** Start Material to process **
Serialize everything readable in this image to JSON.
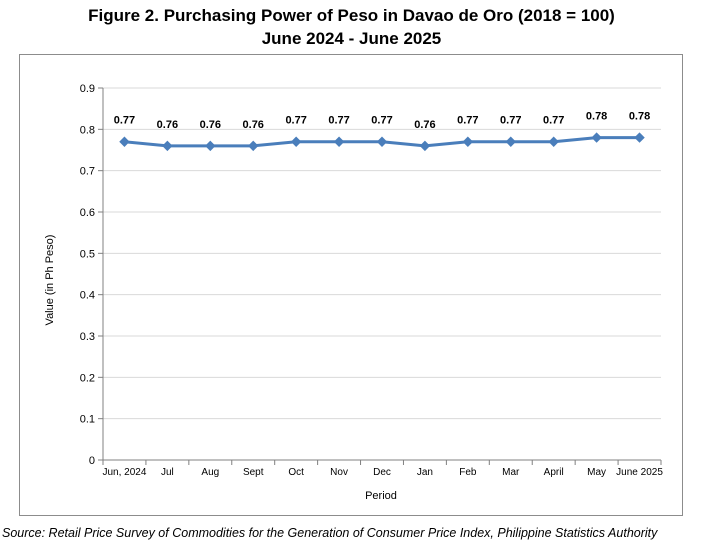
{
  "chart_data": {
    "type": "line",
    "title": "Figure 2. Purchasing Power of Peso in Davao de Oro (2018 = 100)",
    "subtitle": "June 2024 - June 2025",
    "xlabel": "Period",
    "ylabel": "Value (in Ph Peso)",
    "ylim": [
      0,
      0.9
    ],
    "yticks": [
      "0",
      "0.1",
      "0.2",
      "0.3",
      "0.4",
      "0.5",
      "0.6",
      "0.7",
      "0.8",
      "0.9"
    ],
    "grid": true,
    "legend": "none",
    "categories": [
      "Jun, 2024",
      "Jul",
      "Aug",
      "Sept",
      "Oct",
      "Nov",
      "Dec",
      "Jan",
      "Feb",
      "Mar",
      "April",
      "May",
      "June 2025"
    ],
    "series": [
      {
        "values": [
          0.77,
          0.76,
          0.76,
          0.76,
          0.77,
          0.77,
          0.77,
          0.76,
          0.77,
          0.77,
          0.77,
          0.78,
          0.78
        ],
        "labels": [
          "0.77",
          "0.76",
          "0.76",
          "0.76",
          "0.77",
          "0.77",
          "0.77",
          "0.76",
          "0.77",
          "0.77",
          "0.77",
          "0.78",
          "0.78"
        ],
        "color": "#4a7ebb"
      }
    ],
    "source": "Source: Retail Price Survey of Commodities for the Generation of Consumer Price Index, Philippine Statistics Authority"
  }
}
** End Material to process **
** Start Material to process **
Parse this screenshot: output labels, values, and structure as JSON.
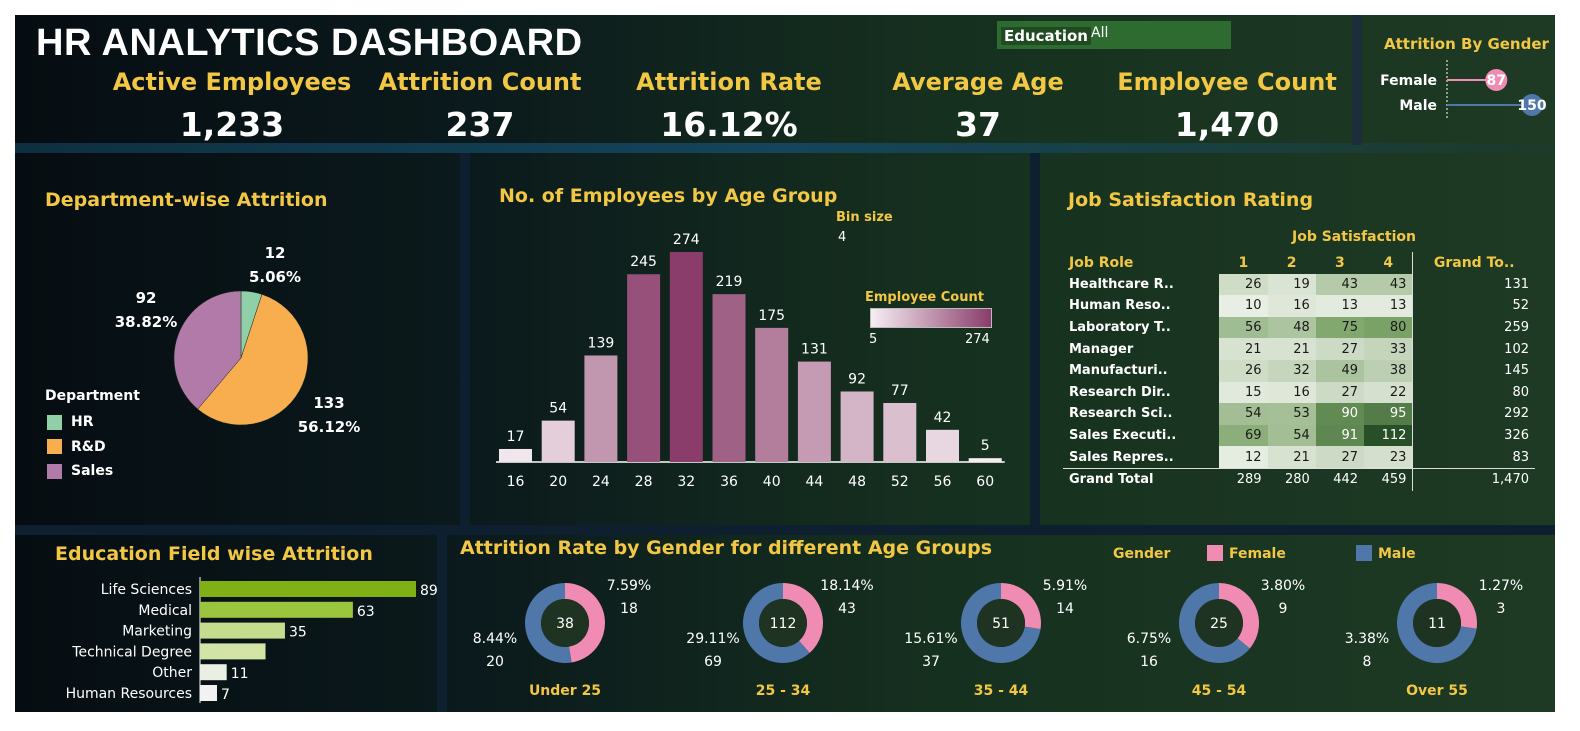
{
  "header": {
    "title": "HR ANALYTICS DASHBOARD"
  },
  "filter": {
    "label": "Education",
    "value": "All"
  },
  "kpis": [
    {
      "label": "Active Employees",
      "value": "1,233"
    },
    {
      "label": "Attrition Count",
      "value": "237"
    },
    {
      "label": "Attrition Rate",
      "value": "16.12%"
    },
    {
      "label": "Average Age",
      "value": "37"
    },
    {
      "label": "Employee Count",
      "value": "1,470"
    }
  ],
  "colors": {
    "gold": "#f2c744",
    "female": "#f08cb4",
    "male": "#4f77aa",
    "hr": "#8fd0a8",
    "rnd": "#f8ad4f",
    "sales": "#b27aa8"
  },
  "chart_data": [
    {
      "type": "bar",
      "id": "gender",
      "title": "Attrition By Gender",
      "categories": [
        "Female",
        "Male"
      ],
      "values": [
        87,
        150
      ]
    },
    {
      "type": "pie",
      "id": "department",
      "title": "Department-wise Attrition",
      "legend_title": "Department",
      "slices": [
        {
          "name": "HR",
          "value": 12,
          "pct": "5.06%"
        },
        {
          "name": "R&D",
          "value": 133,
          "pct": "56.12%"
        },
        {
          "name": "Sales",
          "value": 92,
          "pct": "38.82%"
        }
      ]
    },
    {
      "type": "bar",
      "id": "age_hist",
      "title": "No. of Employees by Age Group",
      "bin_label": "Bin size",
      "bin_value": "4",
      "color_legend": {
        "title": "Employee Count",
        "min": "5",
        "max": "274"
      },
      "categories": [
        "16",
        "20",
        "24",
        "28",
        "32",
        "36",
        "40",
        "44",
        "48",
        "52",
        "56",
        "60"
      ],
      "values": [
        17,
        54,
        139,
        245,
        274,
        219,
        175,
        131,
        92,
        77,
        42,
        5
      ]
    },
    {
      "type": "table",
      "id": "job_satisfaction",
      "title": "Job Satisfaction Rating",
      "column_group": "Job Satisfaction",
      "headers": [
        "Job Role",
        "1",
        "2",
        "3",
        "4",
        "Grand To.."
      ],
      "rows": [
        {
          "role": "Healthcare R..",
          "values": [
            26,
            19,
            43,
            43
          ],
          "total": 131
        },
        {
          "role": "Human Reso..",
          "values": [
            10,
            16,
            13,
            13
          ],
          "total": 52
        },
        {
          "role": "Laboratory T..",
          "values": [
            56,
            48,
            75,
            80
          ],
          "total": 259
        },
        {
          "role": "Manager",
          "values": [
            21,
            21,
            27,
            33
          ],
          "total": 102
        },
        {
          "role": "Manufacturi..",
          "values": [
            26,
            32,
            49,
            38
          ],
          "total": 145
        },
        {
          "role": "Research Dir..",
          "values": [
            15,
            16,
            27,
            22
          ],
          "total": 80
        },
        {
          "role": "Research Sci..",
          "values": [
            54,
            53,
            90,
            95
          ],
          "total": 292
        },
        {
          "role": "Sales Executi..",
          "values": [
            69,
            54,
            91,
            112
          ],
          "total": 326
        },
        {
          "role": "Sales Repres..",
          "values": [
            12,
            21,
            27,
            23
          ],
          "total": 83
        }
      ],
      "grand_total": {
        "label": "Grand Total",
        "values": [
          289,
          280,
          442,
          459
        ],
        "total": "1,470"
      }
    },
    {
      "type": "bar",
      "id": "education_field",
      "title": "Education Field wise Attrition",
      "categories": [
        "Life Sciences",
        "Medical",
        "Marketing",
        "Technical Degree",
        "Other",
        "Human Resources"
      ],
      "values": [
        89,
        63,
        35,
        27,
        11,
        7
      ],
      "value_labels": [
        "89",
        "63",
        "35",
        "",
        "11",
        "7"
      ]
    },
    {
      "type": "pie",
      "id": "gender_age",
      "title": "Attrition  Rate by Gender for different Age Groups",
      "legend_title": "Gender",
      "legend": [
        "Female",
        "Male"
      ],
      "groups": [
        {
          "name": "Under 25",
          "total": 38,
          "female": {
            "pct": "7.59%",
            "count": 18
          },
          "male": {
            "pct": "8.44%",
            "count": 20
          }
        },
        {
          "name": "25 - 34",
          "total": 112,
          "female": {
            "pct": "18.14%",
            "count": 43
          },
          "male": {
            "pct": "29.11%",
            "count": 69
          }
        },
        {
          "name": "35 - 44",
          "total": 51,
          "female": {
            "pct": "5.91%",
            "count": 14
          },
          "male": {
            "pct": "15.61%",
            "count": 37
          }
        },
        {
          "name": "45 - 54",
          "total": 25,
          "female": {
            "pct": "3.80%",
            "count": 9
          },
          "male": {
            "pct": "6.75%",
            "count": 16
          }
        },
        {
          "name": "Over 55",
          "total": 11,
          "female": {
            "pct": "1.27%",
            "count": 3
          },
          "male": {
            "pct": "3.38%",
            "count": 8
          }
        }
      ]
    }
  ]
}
** End Material to process **
The request
List all lines holding the string "June".

Exercise response
    "subtitle": "June 2024 - June 2025",
      "June 2025"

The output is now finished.